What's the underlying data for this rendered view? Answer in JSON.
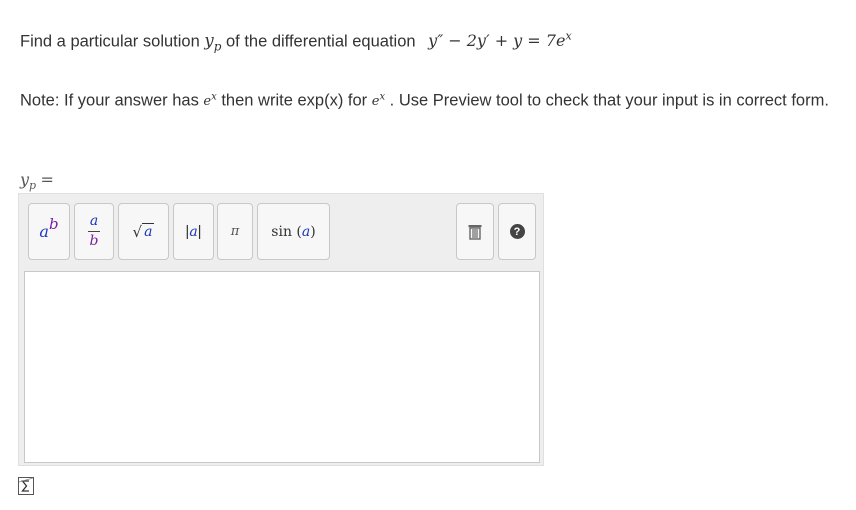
{
  "question": {
    "prompt": "Find  a particular solution",
    "var": "y",
    "var_sub": "p",
    "mid": "of the differential equation",
    "equation": "y″ − 2y′ + y = 7e",
    "equation_sup": "x"
  },
  "note": {
    "part1": "Note: If your answer has ",
    "e1": "e",
    "e1_sup": "x",
    "part2": " then write exp(x) for ",
    "e2": "e",
    "e2_sup": "x",
    "part3": " . Use Preview tool to check that your input is in correct form."
  },
  "answer": {
    "var": "y",
    "var_sub": "p",
    "equals": "="
  },
  "toolbar": {
    "power": {
      "base": "a",
      "exp": "b"
    },
    "fraction": {
      "num": "a",
      "den": "b"
    },
    "sqrt": {
      "radical": "√",
      "arg": "a"
    },
    "abs": {
      "bar": "|",
      "arg": "a"
    },
    "pi": "π",
    "sin": {
      "fn": "sin",
      "open": "(",
      "arg": "a",
      "close": ")"
    },
    "help": "?"
  }
}
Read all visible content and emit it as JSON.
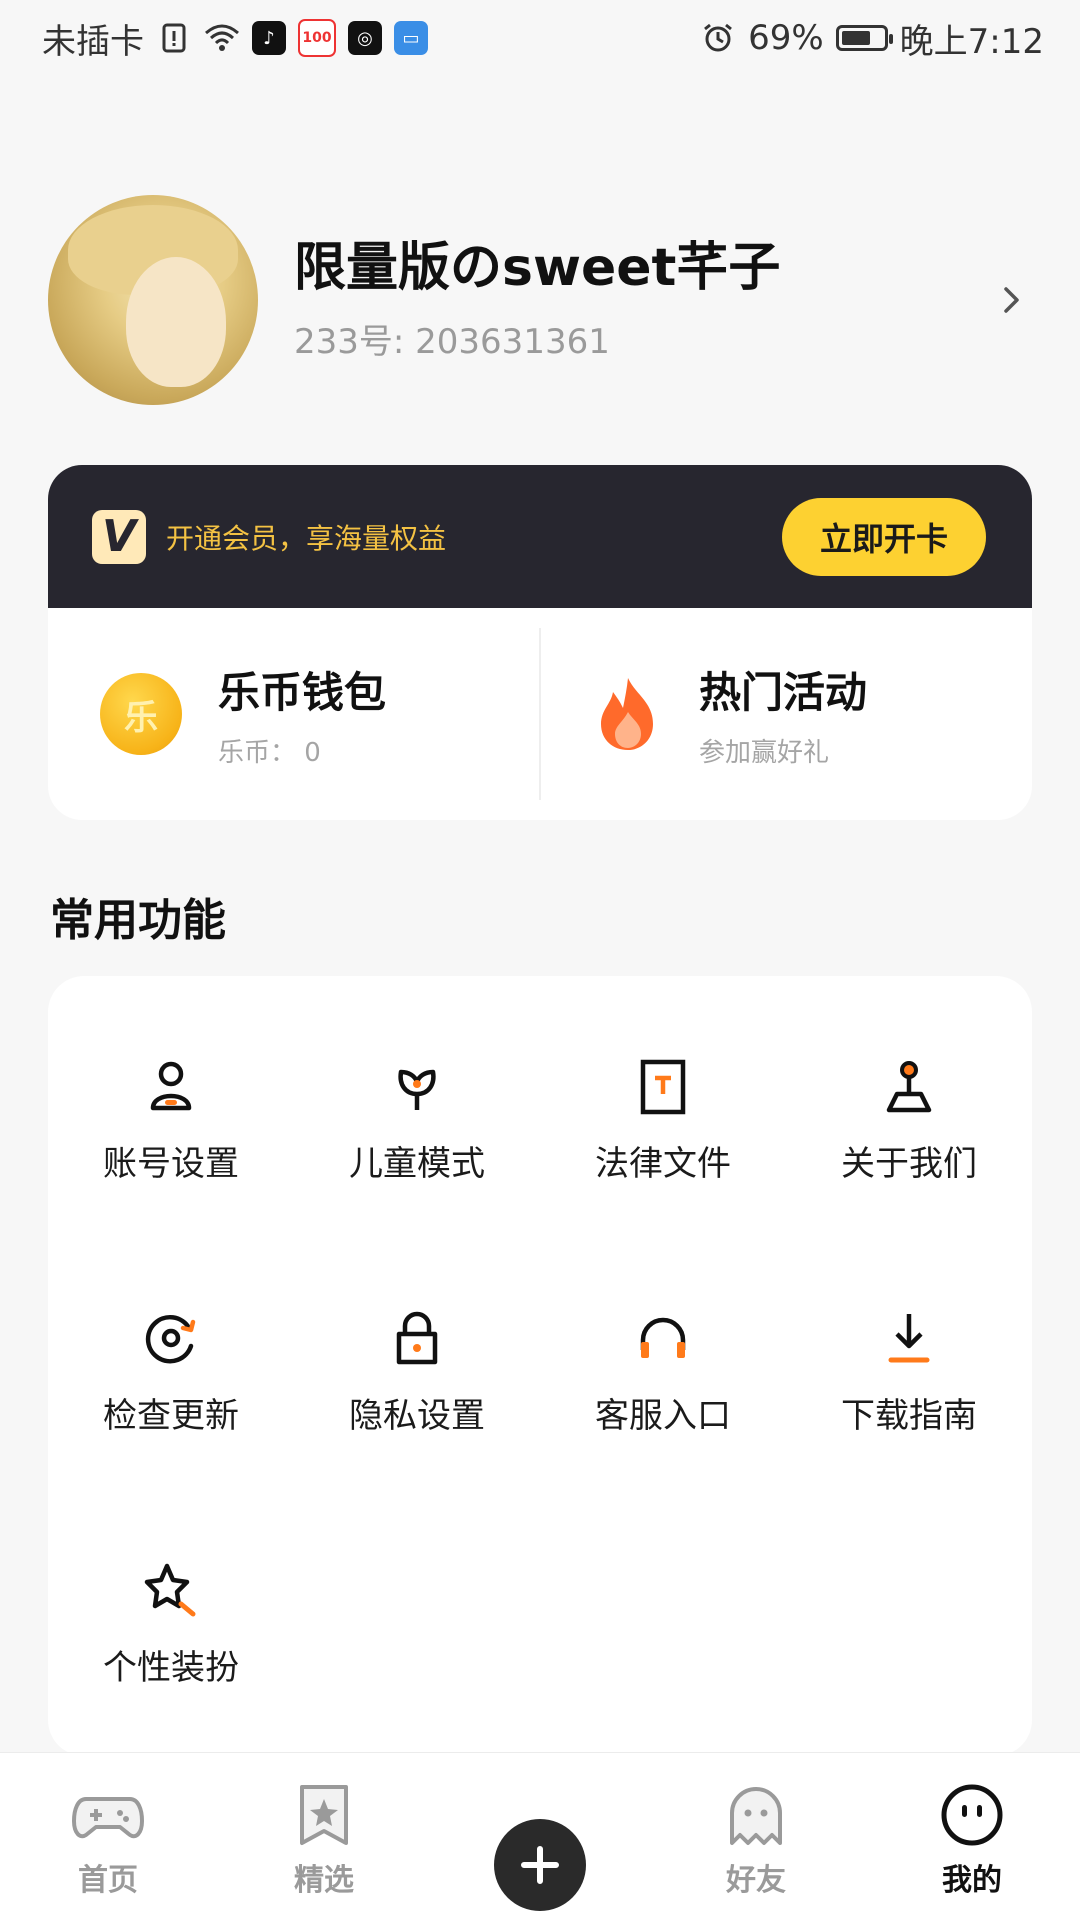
{
  "status_bar": {
    "carrier": "未插卡",
    "battery": "69%",
    "battery_level": 0.69,
    "time": "晚上7:12",
    "app_icons": [
      "tiktok-icon",
      "score-100-icon",
      "app-d-icon",
      "wallet-icon"
    ]
  },
  "profile": {
    "username": "限量版のsweet芊子",
    "user_id": "233号: 203631361"
  },
  "vip": {
    "logo_text": "V",
    "promo_text": "开通会员，享海量权益",
    "button_label": "立即开卡",
    "wallet_title": "乐币钱包",
    "wallet_sub": "乐币：  0",
    "coin_glyph": "乐",
    "activity_title": "热门活动",
    "activity_sub": "参加赢好礼"
  },
  "section_title": "常用功能",
  "functions": [
    {
      "label": "账号设置",
      "icon": "account-settings-icon"
    },
    {
      "label": "儿童模式",
      "icon": "kids-mode-icon"
    },
    {
      "label": "法律文件",
      "icon": "legal-document-icon"
    },
    {
      "label": "关于我们",
      "icon": "about-us-icon"
    },
    {
      "label": "检查更新",
      "icon": "check-update-icon"
    },
    {
      "label": "隐私设置",
      "icon": "privacy-lock-icon"
    },
    {
      "label": "客服入口",
      "icon": "headset-icon"
    },
    {
      "label": "下载指南",
      "icon": "download-icon"
    },
    {
      "label": "个性装扮",
      "icon": "star-decorate-icon"
    }
  ],
  "nav": {
    "home": "首页",
    "featured": "精选",
    "friends": "好友",
    "me": "我的"
  },
  "colors": {
    "accent_orange": "#ff7a1a",
    "vip_yellow": "#fdd131",
    "vip_dark": "#27262f"
  }
}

——

Take the line containing "Read all visible content and emit it as JSON." and every line after it up to the end of the data, and write them out exactly, without the pictures.

Read all visible content and emit it as JSON.
{
  "status_bar": {
    "carrier": "未插卡",
    "battery": "69%",
    "battery_level": 0.69,
    "time": "晚上7:12",
    "app_icons": [
      "tiktok-icon",
      "score-100-icon",
      "app-d-icon",
      "wallet-icon"
    ]
  },
  "profile": {
    "username": "限量版のsweet芊子",
    "user_id": "233号: 203631361"
  },
  "vip": {
    "logo_text": "V",
    "promo_text": "开通会员，享海量权益",
    "button_label": "立即开卡",
    "wallet_title": "乐币钱包",
    "wallet_sub": "乐币：  0",
    "coin_glyph": "乐",
    "activity_title": "热门活动",
    "activity_sub": "参加赢好礼"
  },
  "section_title": "常用功能",
  "functions": [
    {
      "label": "账号设置",
      "icon": "account-settings-icon"
    },
    {
      "label": "儿童模式",
      "icon": "kids-mode-icon"
    },
    {
      "label": "法律文件",
      "icon": "legal-document-icon"
    },
    {
      "label": "关于我们",
      "icon": "about-us-icon"
    },
    {
      "label": "检查更新",
      "icon": "check-update-icon"
    },
    {
      "label": "隐私设置",
      "icon": "privacy-lock-icon"
    },
    {
      "label": "客服入口",
      "icon": "headset-icon"
    },
    {
      "label": "下载指南",
      "icon": "download-icon"
    },
    {
      "label": "个性装扮",
      "icon": "star-decorate-icon"
    }
  ],
  "nav": {
    "home": "首页",
    "featured": "精选",
    "friends": "好友",
    "me": "我的"
  },
  "colors": {
    "accent_orange": "#ff7a1a",
    "vip_yellow": "#fdd131",
    "vip_dark": "#27262f"
  }
}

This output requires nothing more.